(TASK DIRECTIONS) Repeat the material verbatim. Images are excluded from the copy.

(INPUT RECORDS)

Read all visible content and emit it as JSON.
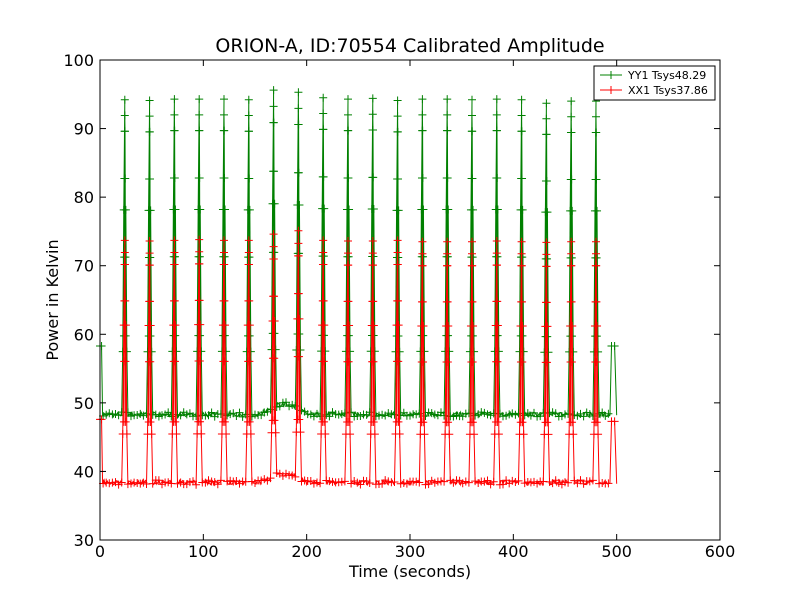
{
  "chart_data": {
    "type": "line",
    "title": "ORION-A, ID:70554 Calibrated Amplitude",
    "xlabel": "Time (seconds)",
    "ylabel": "Power in Kelvin",
    "xlim": [
      0,
      600
    ],
    "ylim": [
      30,
      100
    ],
    "xticks": [
      0,
      100,
      200,
      300,
      400,
      500,
      600
    ],
    "yticks": [
      30,
      40,
      50,
      60,
      70,
      80,
      90,
      100
    ],
    "grid": false,
    "legend_position": "top-right",
    "marker": "plus",
    "pulse_times": [
      24,
      48,
      72,
      96,
      120,
      144,
      168,
      192,
      216,
      240,
      264,
      288,
      312,
      336,
      360,
      384,
      408,
      432,
      456,
      480
    ],
    "series": [
      {
        "name": "YY1 Tsys48.29",
        "color": "#008000",
        "baseline": 48.3,
        "start": {
          "x": [
            0,
            1.5,
            2.5
          ],
          "y": [
            58.3,
            58.3,
            48.2
          ]
        },
        "end": {
          "x": [
            493.5,
            495,
            498,
            500
          ],
          "y": [
            48.2,
            58.3,
            58.3,
            48.2
          ]
        },
        "peaks": [
          94.2,
          94.1,
          94.3,
          94.3,
          94.3,
          94.2,
          95.6,
          95.3,
          94.5,
          94.3,
          94.4,
          94.1,
          94.3,
          94.3,
          94.2,
          94.3,
          94.2,
          93.7,
          94.0,
          94.0
        ],
        "bump": {
          "x_start": 155,
          "x_end": 200,
          "height": 1.5
        }
      },
      {
        "name": "XX1 Tsys37.86",
        "color": "#ff0000",
        "baseline": 38.4,
        "start": {
          "x": [
            0,
            1.5,
            2.5
          ],
          "y": [
            47.6,
            47.6,
            38.4
          ]
        },
        "end": {
          "x": [
            493.5,
            495,
            498,
            500
          ],
          "y": [
            38.4,
            47.3,
            47.3,
            38.2
          ]
        },
        "peaks": [
          73.7,
          73.6,
          73.7,
          73.8,
          73.7,
          73.7,
          74.6,
          75.1,
          73.7,
          73.6,
          73.6,
          73.7,
          73.5,
          73.5,
          73.5,
          73.6,
          73.5,
          73.4,
          73.5,
          73.5
        ],
        "bump": {
          "x_start": 155,
          "x_end": 200,
          "height": 1.2
        }
      }
    ]
  }
}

(RESPONSE)
Read all visible content and emit it as JSON.
{
  "chart_data": {
    "type": "line",
    "title": "ORION-A, ID:70554 Calibrated Amplitude",
    "xlabel": "Time (seconds)",
    "ylabel": "Power in Kelvin",
    "xlim": [
      0,
      600
    ],
    "ylim": [
      30,
      100
    ],
    "xticks": [
      0,
      100,
      200,
      300,
      400,
      500,
      600
    ],
    "yticks": [
      30,
      40,
      50,
      60,
      70,
      80,
      90,
      100
    ],
    "grid": false,
    "legend_position": "top-right",
    "marker": "plus",
    "pulse_times": [
      24,
      48,
      72,
      96,
      120,
      144,
      168,
      192,
      216,
      240,
      264,
      288,
      312,
      336,
      360,
      384,
      408,
      432,
      456,
      480
    ],
    "series": [
      {
        "name": "YY1 Tsys48.29",
        "color": "#008000",
        "baseline": 48.3,
        "start": {
          "x": [
            0,
            1.5,
            2.5
          ],
          "y": [
            58.3,
            58.3,
            48.2
          ]
        },
        "end": {
          "x": [
            493.5,
            495,
            498,
            500
          ],
          "y": [
            48.2,
            58.3,
            58.3,
            48.2
          ]
        },
        "peaks": [
          94.2,
          94.1,
          94.3,
          94.3,
          94.3,
          94.2,
          95.6,
          95.3,
          94.5,
          94.3,
          94.4,
          94.1,
          94.3,
          94.3,
          94.2,
          94.3,
          94.2,
          93.7,
          94.0,
          94.0
        ],
        "bump": {
          "x_start": 155,
          "x_end": 200,
          "height": 1.5
        }
      },
      {
        "name": "XX1 Tsys37.86",
        "color": "#ff0000",
        "baseline": 38.4,
        "start": {
          "x": [
            0,
            1.5,
            2.5
          ],
          "y": [
            47.6,
            47.6,
            38.4
          ]
        },
        "end": {
          "x": [
            493.5,
            495,
            498,
            500
          ],
          "y": [
            38.4,
            47.3,
            47.3,
            38.2
          ]
        },
        "peaks": [
          73.7,
          73.6,
          73.7,
          73.8,
          73.7,
          73.7,
          74.6,
          75.1,
          73.7,
          73.6,
          73.6,
          73.7,
          73.5,
          73.5,
          73.5,
          73.6,
          73.5,
          73.4,
          73.5,
          73.5
        ],
        "bump": {
          "x_start": 155,
          "x_end": 200,
          "height": 1.2
        }
      }
    ]
  }
}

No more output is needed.